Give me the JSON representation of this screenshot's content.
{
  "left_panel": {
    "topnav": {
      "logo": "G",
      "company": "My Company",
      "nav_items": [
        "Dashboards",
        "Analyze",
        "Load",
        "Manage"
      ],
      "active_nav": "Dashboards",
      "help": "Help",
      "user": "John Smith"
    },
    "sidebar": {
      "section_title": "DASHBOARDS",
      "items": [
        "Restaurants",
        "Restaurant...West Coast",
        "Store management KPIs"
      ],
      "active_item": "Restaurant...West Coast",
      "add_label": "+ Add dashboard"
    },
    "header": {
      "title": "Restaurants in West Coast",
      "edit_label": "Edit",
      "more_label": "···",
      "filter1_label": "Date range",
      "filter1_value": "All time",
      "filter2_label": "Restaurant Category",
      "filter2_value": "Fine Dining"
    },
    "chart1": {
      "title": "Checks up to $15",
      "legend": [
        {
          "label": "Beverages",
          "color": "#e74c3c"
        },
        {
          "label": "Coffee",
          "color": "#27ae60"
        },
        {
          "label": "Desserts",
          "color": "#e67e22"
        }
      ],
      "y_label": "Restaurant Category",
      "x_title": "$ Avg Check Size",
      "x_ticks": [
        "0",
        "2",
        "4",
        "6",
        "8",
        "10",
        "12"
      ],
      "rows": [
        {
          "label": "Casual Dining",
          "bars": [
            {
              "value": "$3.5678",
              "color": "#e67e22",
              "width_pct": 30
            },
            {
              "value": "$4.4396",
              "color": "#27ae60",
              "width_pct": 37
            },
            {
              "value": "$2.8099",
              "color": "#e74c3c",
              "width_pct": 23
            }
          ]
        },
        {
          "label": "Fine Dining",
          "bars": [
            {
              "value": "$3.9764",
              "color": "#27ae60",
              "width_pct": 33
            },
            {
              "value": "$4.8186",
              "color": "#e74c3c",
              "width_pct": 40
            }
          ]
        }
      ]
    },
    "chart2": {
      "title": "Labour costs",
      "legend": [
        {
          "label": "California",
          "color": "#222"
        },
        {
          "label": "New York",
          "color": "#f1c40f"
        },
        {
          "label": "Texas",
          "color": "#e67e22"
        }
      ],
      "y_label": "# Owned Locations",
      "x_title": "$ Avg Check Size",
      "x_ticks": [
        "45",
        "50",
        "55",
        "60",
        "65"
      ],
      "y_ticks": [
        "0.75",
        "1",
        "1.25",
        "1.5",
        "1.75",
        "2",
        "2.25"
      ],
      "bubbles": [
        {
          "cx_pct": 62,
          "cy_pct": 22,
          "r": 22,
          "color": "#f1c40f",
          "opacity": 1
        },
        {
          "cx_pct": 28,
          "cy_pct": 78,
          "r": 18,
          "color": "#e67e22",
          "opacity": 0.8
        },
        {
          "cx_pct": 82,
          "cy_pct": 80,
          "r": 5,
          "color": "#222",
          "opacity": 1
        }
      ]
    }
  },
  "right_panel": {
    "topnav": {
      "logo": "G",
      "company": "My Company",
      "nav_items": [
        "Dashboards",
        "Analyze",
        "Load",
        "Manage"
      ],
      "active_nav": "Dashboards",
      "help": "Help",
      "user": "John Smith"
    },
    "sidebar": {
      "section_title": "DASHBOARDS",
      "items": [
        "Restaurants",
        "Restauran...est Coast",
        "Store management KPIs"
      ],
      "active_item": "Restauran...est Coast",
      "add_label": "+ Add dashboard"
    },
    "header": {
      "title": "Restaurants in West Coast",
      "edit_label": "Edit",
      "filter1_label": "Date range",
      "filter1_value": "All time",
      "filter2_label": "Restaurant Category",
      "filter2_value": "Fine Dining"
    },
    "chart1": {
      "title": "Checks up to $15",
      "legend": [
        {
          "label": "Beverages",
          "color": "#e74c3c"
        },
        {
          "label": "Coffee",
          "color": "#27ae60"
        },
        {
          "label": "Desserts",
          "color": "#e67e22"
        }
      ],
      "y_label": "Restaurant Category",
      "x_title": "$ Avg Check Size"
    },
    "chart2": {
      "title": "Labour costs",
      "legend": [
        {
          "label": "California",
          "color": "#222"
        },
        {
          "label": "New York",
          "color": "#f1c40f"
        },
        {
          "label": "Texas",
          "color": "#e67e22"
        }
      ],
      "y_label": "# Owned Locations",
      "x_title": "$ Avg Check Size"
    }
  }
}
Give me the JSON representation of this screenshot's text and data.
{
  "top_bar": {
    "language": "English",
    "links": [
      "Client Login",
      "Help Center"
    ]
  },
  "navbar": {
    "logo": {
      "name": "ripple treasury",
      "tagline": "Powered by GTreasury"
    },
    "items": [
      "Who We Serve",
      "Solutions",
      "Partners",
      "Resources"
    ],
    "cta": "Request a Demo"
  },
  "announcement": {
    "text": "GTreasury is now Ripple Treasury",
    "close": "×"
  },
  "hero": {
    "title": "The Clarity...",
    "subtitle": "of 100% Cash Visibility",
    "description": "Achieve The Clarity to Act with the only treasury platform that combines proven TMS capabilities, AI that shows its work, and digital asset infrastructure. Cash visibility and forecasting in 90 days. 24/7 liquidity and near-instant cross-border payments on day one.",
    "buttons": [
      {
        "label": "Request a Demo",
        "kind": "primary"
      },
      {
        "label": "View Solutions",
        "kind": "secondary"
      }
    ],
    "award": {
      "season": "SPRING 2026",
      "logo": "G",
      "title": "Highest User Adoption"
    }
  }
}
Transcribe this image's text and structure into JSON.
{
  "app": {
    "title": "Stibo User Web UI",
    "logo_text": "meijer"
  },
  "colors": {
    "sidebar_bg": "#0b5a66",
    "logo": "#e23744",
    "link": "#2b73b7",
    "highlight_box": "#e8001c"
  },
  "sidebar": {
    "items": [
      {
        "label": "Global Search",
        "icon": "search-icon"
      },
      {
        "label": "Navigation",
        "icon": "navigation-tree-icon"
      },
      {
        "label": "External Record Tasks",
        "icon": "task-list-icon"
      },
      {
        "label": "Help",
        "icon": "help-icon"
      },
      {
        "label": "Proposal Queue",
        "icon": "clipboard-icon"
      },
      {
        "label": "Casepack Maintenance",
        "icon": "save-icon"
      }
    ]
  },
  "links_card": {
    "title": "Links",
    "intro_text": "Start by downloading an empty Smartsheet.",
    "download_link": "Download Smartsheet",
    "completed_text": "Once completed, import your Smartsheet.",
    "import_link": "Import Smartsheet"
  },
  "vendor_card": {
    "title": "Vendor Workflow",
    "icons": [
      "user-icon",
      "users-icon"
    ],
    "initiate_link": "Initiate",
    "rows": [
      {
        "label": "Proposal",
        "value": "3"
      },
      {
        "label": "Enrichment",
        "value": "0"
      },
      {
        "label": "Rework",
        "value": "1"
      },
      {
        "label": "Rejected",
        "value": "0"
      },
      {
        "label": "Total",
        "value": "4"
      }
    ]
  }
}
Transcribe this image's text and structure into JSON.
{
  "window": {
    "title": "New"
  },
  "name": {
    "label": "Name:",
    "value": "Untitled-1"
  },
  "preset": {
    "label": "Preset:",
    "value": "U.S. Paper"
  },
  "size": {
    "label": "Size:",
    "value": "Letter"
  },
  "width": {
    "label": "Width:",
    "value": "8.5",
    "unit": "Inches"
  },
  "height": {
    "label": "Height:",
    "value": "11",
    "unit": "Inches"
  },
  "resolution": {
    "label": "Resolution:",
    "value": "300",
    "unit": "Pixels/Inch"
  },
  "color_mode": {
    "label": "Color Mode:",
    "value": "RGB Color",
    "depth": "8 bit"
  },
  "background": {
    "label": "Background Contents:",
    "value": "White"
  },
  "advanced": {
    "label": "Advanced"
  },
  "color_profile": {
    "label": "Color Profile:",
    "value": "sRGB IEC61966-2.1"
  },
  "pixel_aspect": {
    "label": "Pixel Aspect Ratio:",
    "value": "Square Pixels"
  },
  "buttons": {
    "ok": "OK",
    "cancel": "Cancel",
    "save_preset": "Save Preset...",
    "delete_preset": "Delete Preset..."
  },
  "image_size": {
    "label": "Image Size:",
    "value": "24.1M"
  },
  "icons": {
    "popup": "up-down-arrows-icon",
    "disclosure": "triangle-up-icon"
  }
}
____________
• YOUR INSTRUCTIONS
Report how many lines in this data include the string "screenshot", and nothing else.

• RESULT
2